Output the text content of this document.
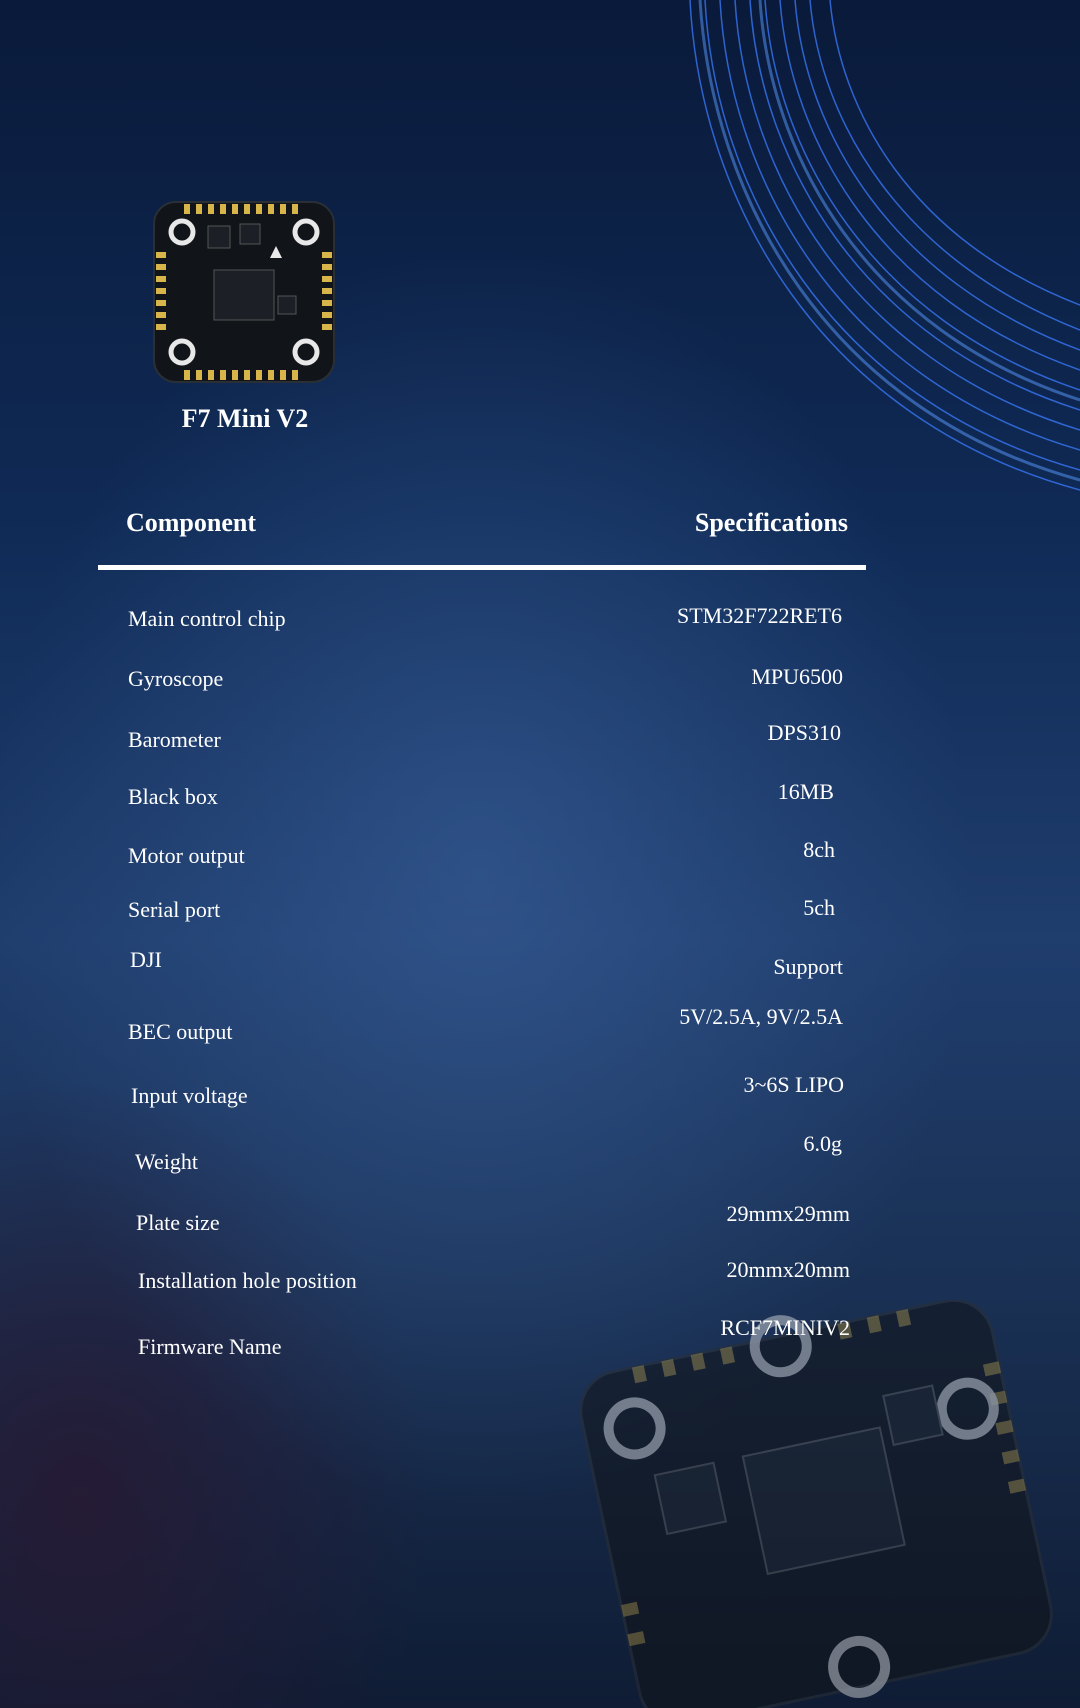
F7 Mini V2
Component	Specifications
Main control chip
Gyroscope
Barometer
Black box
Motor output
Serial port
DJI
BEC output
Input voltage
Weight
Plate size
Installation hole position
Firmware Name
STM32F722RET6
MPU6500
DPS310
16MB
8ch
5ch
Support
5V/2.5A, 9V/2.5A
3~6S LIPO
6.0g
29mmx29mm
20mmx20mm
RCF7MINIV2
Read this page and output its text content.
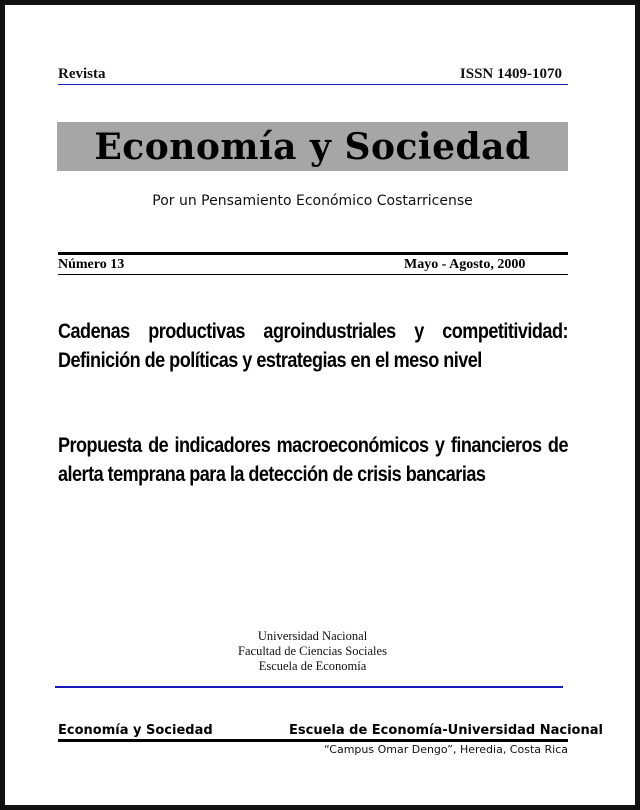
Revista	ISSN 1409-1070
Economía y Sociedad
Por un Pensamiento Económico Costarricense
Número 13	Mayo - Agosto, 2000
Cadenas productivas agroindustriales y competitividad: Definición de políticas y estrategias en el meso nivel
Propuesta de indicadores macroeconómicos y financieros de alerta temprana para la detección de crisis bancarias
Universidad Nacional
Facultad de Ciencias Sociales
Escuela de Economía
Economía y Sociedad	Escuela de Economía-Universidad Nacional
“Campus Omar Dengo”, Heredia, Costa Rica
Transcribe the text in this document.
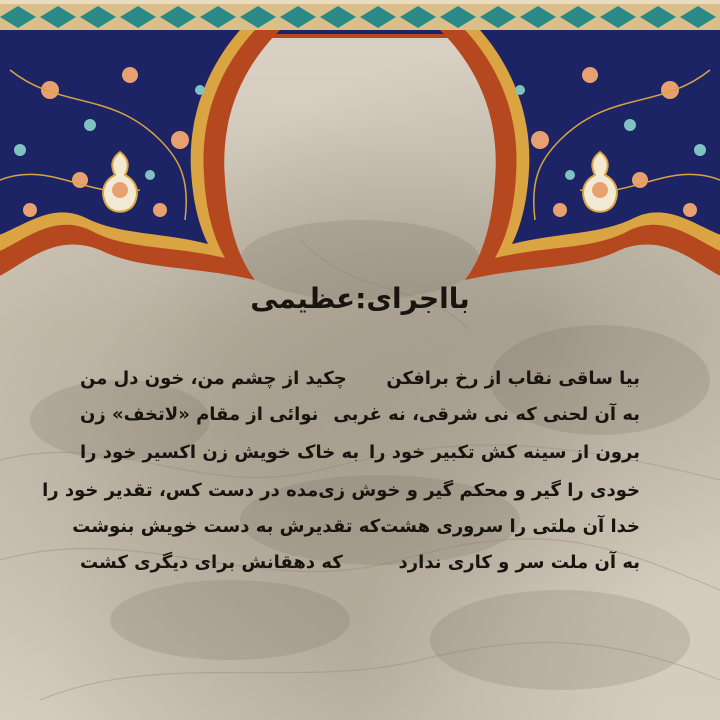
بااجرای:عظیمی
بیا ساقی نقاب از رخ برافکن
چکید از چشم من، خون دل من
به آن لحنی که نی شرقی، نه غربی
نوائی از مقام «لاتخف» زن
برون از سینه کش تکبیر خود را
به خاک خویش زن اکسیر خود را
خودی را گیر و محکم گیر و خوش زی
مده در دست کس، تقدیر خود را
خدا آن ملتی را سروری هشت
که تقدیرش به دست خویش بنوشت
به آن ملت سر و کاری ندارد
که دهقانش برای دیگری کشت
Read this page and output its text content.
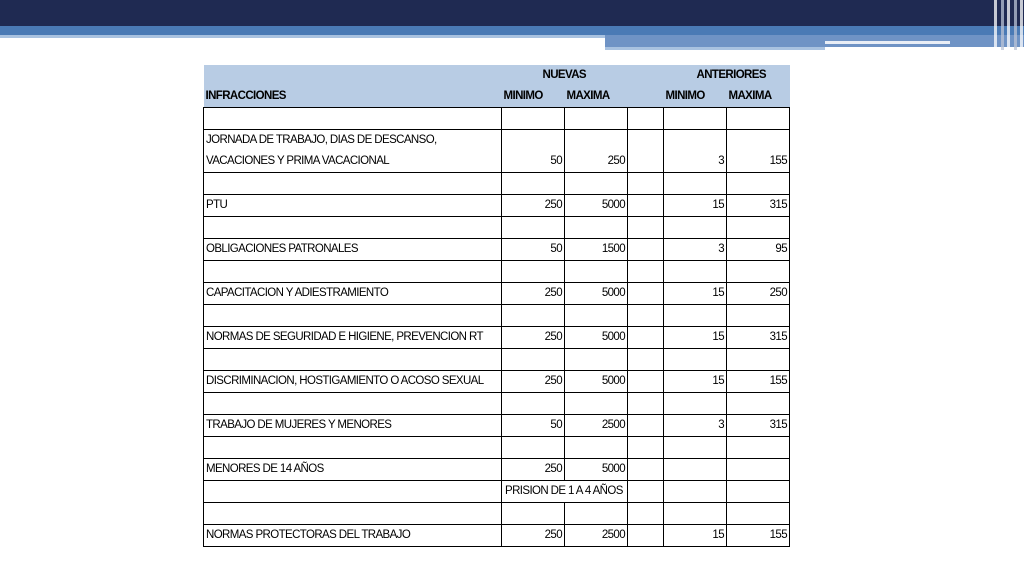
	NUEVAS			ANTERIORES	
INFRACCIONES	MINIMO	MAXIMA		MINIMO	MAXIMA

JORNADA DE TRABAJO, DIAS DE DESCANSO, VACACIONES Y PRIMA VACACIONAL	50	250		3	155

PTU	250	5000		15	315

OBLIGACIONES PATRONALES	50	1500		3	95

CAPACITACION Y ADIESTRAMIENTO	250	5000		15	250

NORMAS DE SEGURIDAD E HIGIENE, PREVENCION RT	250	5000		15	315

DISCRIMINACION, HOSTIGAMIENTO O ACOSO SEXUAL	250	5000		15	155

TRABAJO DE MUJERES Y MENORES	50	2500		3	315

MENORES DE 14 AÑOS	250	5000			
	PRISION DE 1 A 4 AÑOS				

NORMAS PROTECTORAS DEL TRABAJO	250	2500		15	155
::::
### GOAL OF THE EXERCISE
From the listing above, find the number of lines with the word "Escuela" in them. Answer with the number only.

### WRITTEN SOLUTION
2